DIRECTIONS — Give again, unaltered, the line with "Output a JSON" and all lines that follow it in the listing below, minus any pictures.

_____

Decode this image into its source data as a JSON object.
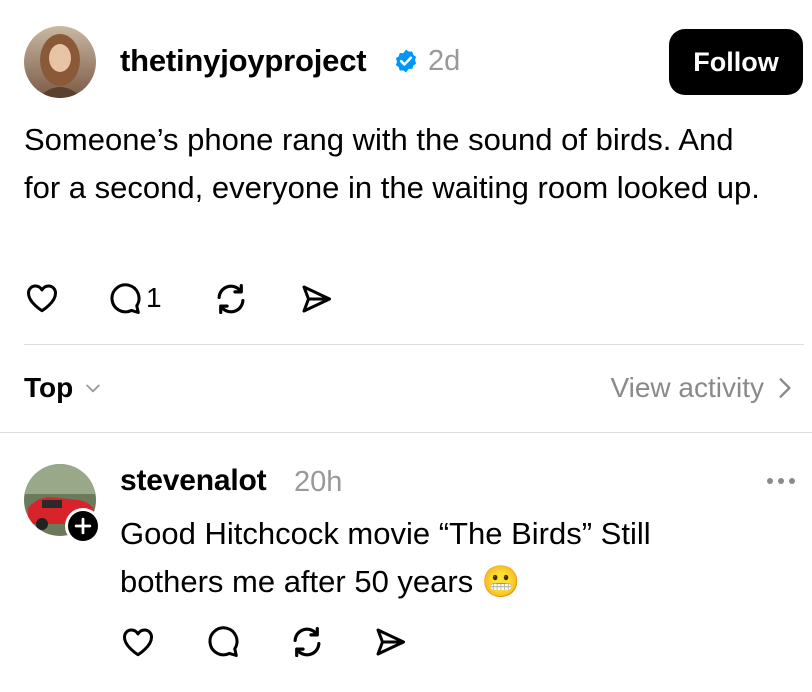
{
  "post": {
    "username": "thetinyjoyproject",
    "verified": true,
    "time": "2d",
    "follow_label": "Follow",
    "text": "Someone’s phone rang with the sound of birds. And for a second, everyone in the waiting room looked up.",
    "reply_count": "1",
    "icons": [
      "heart-icon",
      "comment-icon",
      "repost-icon",
      "share-icon"
    ]
  },
  "filter_bar": {
    "sort_label": "Top",
    "view_activity_label": "View activity"
  },
  "reply": {
    "username": "stevenalot",
    "time": "20h",
    "text": "Good Hitchcock movie “The Birds” Still bothers me after 50 years 😬",
    "icons": [
      "heart-icon",
      "comment-icon",
      "repost-icon",
      "share-icon",
      "more-icon",
      "plus-icon"
    ]
  },
  "colors": {
    "verified": "#0095f6",
    "muted": "#999999",
    "button": "#000000"
  }
}
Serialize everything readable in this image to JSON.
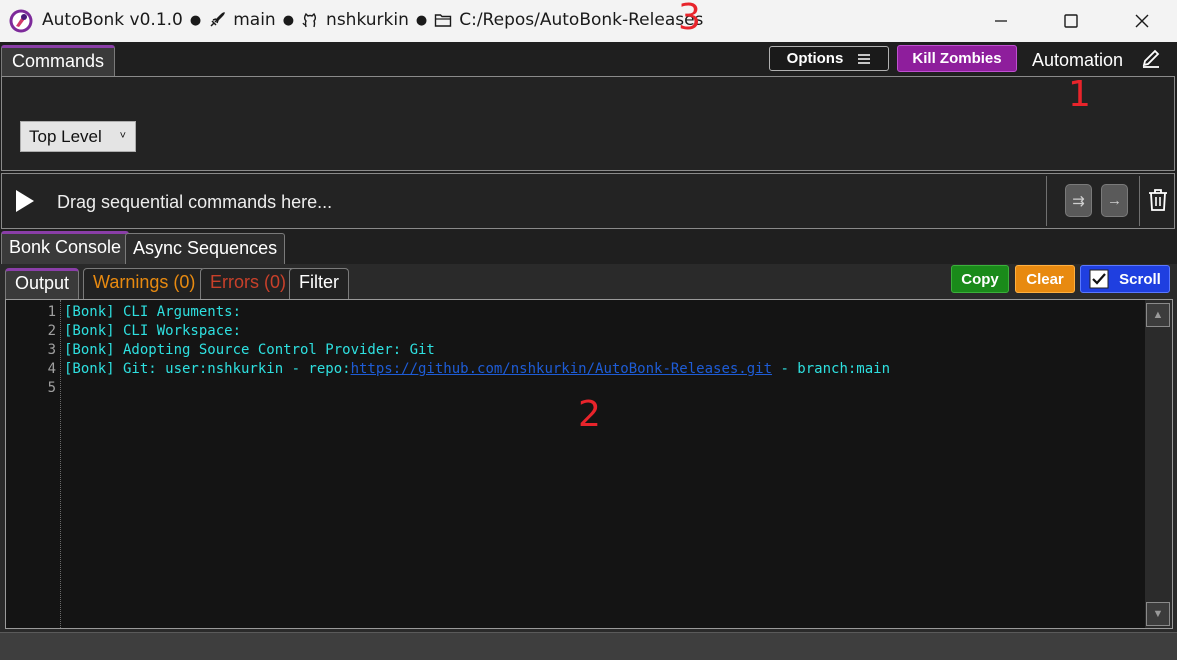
{
  "window": {
    "app_name": "AutoBonk v0.1.0",
    "branch": "main",
    "user": "nshkurkin",
    "path": "C:/Repos/AutoBonk-Releases",
    "separator": "●"
  },
  "annotations": {
    "one": "1",
    "two": "2",
    "three": "3"
  },
  "commands_tab": "Commands",
  "toolbar": {
    "options_label": "Options",
    "kill_label": "Kill Zombies",
    "automation_label": "Automation"
  },
  "level_select": {
    "value": "Top Level",
    "caret": "˅"
  },
  "sequence": {
    "placeholder": "Drag sequential commands here...",
    "parallel_icon": "⇉",
    "next_icon": "→"
  },
  "console_tabs": [
    "Bonk Console",
    "Async Sequences"
  ],
  "output_tabs": {
    "output": "Output",
    "warnings": "Warnings (0)",
    "errors": "Errors (0)",
    "filter": "Filter"
  },
  "output_buttons": {
    "copy": "Copy",
    "clear": "Clear",
    "scroll": "Scroll",
    "scroll_checked": true
  },
  "console_lines": [
    {
      "n": "1",
      "text": "[Bonk] CLI Arguments:"
    },
    {
      "n": "2",
      "text": "[Bonk] CLI Workspace:"
    },
    {
      "n": "3",
      "text": "[Bonk] Adopting Source Control Provider: Git"
    },
    {
      "n": "4",
      "prefix": "[Bonk] Git: user:nshkurkin - repo:",
      "link": "https://github.com/nshkurkin/AutoBonk-Releases.git",
      "suffix": " - branch:main"
    },
    {
      "n": "5",
      "text": ""
    }
  ],
  "colors": {
    "accent_purple": "#8a3ea8",
    "kill_purple": "#8e1e9c",
    "copy_green": "#1a8a1a",
    "clear_orange": "#e88a10",
    "scroll_blue": "#1f3fe0",
    "warnings_orange": "#e88a10",
    "errors_red": "#c8402a",
    "console_cyan": "#2ee0e0"
  },
  "icons": {
    "logo": "app-logo-icon",
    "branch": "rocket-icon",
    "user": "github-octocat-icon",
    "path": "folder-icon",
    "minimize": "minimize-icon",
    "maximize": "maximize-icon",
    "close": "close-icon",
    "options": "menu-lines-icon",
    "automation": "pencil-icon",
    "play": "play-icon",
    "trash": "trash-icon"
  }
}
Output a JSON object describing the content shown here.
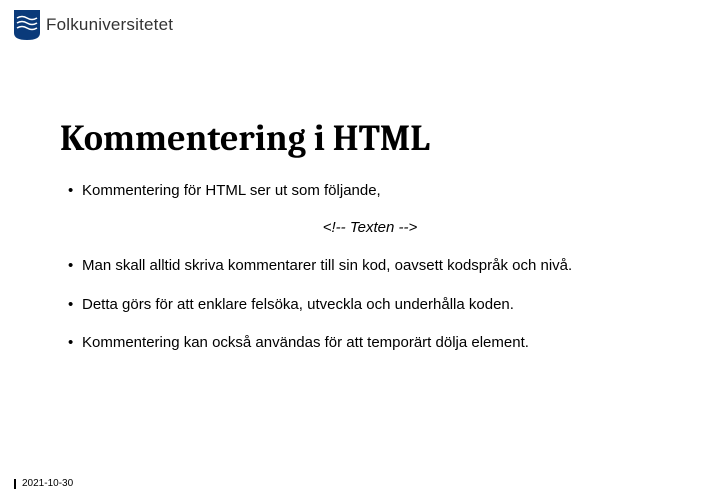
{
  "brand": {
    "name": "Folkuniversitetet"
  },
  "title": "Kommentering i HTML",
  "bullets": {
    "b1": "Kommentering för HTML ser ut som följande,",
    "b2": "Man skall alltid skriva kommentarer till sin kod, oavsett kodspråk och nivå.",
    "b3": "Detta görs för att enklare felsöka, utveckla och underhålla koden.",
    "b4": "Kommentering kan också användas för att temporärt dölja element."
  },
  "example": "<!-- Texten -->",
  "footer": {
    "date": "2021-10-30"
  }
}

_____

EXPECTED OUTPUT —
Output a JSON object describing the content shown here.
{
  "brand": {
    "name": "Folkuniversitetet"
  },
  "title": "Kommentering i HTML",
  "bullets": {
    "b1": "Kommentering för HTML ser ut som följande,",
    "b2": "Man skall alltid skriva kommentarer till sin kod, oavsett kodspråk och nivå.",
    "b3": "Detta görs för att enklare felsöka, utveckla och underhålla koden.",
    "b4": "Kommentering kan också användas för att temporärt dölja element."
  },
  "example": "<!-- Texten -->",
  "footer": {
    "date": "2021-10-30"
  }
}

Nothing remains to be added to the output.